◆ TASK GOAL ◆
Lines that hold the word "automated" should be located and copied.

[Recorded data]
==*==
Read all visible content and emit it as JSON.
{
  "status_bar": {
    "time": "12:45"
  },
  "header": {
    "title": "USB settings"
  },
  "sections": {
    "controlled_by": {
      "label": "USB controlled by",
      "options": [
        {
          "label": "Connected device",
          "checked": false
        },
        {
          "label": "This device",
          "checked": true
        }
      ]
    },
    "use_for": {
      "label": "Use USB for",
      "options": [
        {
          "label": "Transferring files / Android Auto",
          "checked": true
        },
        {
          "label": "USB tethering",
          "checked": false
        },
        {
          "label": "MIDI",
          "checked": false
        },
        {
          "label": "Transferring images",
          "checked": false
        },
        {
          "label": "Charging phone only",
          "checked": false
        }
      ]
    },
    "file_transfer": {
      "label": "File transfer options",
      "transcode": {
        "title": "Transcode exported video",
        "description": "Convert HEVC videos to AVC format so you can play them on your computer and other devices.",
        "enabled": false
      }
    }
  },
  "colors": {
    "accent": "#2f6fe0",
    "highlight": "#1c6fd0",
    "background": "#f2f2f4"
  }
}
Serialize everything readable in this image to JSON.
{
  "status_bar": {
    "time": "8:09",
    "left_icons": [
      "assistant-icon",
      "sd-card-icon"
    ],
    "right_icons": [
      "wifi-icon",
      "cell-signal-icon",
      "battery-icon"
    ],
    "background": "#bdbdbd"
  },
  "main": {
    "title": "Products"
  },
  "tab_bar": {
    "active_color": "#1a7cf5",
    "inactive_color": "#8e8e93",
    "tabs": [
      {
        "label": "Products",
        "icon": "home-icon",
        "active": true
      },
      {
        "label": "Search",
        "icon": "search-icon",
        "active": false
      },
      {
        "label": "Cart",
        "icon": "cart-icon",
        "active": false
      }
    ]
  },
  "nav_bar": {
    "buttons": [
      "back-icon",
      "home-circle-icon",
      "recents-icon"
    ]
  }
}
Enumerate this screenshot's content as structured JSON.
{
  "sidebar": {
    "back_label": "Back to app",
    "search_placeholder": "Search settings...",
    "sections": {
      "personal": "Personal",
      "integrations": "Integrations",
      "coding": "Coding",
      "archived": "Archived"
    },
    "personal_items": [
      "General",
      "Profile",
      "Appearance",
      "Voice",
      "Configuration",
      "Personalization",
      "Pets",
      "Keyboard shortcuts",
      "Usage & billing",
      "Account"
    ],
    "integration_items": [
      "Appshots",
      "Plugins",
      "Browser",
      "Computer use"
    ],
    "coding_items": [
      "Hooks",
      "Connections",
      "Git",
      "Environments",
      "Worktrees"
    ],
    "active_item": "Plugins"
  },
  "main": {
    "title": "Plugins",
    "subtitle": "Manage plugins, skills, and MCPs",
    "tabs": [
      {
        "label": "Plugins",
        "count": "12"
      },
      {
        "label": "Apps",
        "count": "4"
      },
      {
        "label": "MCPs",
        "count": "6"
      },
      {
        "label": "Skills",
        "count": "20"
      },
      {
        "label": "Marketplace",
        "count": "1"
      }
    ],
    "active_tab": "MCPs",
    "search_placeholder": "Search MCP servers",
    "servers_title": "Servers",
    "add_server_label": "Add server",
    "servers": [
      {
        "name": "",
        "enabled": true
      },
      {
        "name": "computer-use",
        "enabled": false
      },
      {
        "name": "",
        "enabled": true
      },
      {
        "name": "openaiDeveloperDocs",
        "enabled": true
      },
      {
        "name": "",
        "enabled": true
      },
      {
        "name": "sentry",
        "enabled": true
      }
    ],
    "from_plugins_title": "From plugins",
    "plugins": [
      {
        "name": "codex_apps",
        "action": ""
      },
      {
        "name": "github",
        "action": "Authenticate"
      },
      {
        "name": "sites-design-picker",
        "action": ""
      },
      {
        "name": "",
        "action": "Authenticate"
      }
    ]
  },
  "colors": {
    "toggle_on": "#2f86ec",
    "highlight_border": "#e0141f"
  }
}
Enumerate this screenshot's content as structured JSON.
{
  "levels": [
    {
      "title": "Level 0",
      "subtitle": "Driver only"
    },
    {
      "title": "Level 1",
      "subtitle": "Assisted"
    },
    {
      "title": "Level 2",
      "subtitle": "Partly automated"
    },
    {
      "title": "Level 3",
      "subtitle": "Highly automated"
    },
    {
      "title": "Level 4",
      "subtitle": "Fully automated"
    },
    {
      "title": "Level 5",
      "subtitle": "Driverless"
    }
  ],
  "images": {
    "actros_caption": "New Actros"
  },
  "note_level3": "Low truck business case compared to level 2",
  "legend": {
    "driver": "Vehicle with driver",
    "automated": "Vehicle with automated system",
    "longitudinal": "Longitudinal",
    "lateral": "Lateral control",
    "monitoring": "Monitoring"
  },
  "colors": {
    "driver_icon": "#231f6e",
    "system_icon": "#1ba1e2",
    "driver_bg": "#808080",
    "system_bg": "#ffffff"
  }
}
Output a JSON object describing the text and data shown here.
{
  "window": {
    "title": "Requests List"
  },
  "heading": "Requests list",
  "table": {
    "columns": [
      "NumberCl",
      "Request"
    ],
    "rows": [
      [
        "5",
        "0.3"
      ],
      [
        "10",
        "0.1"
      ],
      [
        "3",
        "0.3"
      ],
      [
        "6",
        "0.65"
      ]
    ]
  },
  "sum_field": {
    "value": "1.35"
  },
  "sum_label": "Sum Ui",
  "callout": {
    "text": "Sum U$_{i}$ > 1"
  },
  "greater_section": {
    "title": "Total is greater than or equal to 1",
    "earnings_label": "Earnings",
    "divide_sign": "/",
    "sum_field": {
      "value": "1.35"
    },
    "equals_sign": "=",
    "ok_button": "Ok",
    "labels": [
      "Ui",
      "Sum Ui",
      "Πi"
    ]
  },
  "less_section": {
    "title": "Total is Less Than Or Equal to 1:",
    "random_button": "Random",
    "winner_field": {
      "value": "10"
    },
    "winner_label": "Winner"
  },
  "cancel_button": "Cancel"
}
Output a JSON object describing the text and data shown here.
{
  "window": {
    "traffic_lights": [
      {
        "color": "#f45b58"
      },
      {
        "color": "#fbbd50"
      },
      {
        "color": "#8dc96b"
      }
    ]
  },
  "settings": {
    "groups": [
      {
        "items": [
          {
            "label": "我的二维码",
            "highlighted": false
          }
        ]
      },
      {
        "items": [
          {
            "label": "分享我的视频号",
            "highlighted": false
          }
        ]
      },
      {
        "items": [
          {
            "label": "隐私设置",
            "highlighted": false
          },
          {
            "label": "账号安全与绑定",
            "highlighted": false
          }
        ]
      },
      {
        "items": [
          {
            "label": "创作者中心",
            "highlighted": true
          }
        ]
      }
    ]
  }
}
==*==
◆ ANSWER ◆
      "subtitle": "Partly automated"
      "subtitle": "Highly automated"
      "subtitle": "Fully automated"
    "automated": "Vehicle with automated system",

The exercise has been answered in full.